╭──

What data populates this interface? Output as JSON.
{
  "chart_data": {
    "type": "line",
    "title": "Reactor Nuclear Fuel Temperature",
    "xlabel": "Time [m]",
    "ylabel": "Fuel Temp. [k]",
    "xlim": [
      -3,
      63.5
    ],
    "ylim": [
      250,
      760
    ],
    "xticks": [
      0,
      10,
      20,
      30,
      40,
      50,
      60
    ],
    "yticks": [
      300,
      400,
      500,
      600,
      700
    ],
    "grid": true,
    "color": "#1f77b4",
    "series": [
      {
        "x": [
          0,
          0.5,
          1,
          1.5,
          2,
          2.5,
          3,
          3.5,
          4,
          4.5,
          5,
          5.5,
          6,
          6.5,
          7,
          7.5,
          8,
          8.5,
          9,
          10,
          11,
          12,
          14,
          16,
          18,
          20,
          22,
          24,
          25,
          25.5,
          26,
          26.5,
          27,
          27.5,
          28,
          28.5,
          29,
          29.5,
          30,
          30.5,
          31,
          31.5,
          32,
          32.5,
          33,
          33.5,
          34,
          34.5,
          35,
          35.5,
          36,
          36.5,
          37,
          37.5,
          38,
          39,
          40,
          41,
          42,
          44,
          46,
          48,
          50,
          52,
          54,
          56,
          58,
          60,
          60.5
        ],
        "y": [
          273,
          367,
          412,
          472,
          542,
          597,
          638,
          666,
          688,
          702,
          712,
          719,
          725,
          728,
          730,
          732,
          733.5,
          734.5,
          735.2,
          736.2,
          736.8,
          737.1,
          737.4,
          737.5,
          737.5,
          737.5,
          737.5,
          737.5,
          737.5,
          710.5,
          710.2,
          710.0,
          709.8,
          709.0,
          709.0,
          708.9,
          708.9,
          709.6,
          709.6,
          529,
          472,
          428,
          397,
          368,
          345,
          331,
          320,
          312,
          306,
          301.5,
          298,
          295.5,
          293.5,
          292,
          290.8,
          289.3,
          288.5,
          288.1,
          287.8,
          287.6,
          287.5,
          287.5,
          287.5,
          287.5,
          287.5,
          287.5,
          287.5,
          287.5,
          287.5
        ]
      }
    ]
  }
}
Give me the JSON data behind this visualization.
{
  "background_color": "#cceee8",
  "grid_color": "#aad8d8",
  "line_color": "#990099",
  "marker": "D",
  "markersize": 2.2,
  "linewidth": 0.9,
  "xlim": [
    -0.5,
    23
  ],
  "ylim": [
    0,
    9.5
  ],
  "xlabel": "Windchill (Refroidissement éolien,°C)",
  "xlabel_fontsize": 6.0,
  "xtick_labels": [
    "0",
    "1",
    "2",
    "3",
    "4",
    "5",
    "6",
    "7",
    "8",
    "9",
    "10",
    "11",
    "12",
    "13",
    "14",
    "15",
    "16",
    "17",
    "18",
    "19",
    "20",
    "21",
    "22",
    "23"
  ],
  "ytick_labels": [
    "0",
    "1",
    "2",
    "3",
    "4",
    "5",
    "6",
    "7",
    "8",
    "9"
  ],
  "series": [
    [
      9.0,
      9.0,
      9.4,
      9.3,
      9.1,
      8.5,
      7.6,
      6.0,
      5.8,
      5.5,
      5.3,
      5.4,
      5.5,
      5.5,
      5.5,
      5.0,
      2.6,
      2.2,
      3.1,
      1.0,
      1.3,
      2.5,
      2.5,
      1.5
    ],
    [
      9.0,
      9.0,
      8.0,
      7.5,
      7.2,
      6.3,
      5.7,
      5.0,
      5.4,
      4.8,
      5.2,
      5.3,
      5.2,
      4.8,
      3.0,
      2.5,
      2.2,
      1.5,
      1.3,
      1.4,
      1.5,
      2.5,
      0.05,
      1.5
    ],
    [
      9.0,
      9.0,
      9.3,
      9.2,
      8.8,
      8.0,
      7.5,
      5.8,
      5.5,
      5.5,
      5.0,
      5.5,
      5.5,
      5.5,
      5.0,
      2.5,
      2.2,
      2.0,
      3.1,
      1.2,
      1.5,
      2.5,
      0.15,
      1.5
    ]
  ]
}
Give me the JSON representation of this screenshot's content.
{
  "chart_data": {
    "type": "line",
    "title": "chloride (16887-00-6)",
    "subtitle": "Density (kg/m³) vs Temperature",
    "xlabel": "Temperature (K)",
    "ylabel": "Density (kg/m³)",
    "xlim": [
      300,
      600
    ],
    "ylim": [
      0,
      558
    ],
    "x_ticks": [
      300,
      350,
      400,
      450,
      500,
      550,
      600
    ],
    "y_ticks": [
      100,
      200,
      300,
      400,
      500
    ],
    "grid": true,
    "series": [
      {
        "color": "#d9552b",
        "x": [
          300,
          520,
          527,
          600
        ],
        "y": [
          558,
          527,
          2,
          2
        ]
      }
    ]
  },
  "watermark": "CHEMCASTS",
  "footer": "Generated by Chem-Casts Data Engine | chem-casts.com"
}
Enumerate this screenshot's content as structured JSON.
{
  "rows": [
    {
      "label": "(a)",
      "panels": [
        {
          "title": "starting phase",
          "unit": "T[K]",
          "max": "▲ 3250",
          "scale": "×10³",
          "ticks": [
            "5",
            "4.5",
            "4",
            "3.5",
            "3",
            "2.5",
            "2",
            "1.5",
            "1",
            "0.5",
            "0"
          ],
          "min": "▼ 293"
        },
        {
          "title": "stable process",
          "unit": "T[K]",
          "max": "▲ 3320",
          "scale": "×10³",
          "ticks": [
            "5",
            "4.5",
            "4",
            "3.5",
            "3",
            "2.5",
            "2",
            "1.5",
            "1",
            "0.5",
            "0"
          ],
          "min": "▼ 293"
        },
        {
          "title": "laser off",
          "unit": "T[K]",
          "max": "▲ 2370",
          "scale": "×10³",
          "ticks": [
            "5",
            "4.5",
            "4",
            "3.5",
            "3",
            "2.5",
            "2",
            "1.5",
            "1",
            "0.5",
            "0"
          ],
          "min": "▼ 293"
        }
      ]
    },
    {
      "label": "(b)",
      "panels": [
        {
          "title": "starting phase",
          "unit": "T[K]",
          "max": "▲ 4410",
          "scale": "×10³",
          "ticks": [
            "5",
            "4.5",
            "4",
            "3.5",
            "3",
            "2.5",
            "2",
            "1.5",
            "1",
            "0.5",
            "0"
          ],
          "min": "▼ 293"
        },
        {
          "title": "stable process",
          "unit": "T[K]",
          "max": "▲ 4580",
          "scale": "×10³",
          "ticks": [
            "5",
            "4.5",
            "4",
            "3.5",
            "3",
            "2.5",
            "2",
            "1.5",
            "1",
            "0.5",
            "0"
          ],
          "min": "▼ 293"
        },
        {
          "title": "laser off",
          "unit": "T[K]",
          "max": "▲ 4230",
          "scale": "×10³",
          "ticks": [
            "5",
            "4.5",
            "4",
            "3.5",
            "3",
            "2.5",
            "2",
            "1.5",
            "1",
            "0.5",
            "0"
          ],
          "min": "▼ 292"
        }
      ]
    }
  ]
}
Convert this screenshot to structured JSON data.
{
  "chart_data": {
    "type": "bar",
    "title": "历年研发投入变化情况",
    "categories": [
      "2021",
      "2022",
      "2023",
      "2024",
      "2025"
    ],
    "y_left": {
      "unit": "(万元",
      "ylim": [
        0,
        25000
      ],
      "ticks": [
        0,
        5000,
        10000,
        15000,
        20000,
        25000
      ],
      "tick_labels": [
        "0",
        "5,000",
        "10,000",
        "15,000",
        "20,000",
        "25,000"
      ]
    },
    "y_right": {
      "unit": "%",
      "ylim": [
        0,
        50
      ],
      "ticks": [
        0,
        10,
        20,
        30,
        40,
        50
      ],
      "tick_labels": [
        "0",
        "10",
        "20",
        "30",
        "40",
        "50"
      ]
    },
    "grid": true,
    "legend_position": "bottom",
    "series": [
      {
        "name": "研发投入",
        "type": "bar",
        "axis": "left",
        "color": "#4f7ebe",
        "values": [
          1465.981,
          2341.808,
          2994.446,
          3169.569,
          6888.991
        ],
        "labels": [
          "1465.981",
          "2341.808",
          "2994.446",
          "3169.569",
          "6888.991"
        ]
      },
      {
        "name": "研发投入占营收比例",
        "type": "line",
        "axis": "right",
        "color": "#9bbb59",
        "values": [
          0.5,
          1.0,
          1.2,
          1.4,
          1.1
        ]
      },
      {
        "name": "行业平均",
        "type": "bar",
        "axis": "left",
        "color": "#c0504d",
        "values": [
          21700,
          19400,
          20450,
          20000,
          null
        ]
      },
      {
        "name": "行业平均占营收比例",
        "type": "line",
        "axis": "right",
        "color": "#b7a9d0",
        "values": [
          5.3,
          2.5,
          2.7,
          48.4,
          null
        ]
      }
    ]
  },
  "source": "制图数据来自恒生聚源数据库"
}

╰──

### Task instructions
Using the listing above, locate the lines that hold "screenshot" and copy each one.

### Full solution
Give me the JSON representation of this screenshot's content.
Enumerate this screenshot's content as structured JSON.
Convert this screenshot to structured JSON data.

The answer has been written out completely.